Given task ::
Show all lines that include the string "behind"; copy each one.

— START Supplied data —

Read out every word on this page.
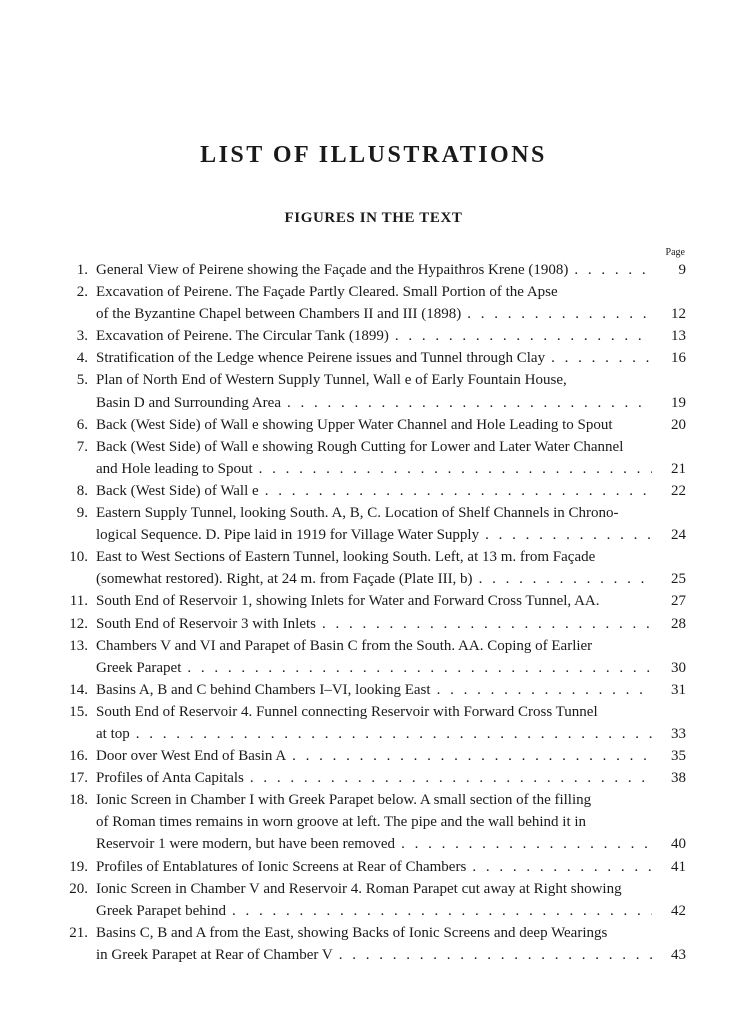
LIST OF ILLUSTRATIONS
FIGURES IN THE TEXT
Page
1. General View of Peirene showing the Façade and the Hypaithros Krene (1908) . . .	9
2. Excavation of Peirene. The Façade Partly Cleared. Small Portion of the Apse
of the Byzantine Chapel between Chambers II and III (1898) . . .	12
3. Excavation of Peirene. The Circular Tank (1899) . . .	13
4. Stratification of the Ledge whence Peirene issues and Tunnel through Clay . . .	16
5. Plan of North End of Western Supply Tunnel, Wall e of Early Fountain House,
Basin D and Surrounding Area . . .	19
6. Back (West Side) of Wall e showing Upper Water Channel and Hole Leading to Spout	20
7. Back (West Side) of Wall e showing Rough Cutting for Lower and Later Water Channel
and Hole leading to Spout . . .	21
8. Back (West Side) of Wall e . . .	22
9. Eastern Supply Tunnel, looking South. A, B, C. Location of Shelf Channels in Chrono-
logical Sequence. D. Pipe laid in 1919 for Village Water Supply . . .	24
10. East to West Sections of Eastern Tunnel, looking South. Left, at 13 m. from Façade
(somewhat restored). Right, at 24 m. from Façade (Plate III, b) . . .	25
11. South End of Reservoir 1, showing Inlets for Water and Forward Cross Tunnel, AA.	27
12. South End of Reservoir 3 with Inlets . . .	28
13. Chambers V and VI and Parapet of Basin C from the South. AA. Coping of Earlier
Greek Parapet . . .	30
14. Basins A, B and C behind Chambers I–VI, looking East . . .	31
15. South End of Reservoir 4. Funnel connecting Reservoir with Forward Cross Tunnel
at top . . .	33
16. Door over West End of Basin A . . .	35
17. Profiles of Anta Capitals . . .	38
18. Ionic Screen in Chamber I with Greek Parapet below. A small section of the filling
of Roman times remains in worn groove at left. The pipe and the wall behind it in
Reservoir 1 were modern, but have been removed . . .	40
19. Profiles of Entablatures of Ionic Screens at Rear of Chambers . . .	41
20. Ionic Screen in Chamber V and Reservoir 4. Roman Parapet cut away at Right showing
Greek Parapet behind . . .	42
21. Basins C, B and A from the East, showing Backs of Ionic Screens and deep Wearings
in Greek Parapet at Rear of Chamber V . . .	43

— END Supplied data —

Result of the exercise ::
14. Basins A, B and C behind Chambers I–VI, looking East . . .	31
of Roman times remains in worn groove at left. The pipe and the wall behind it in
Greek Parapet behind . . .	42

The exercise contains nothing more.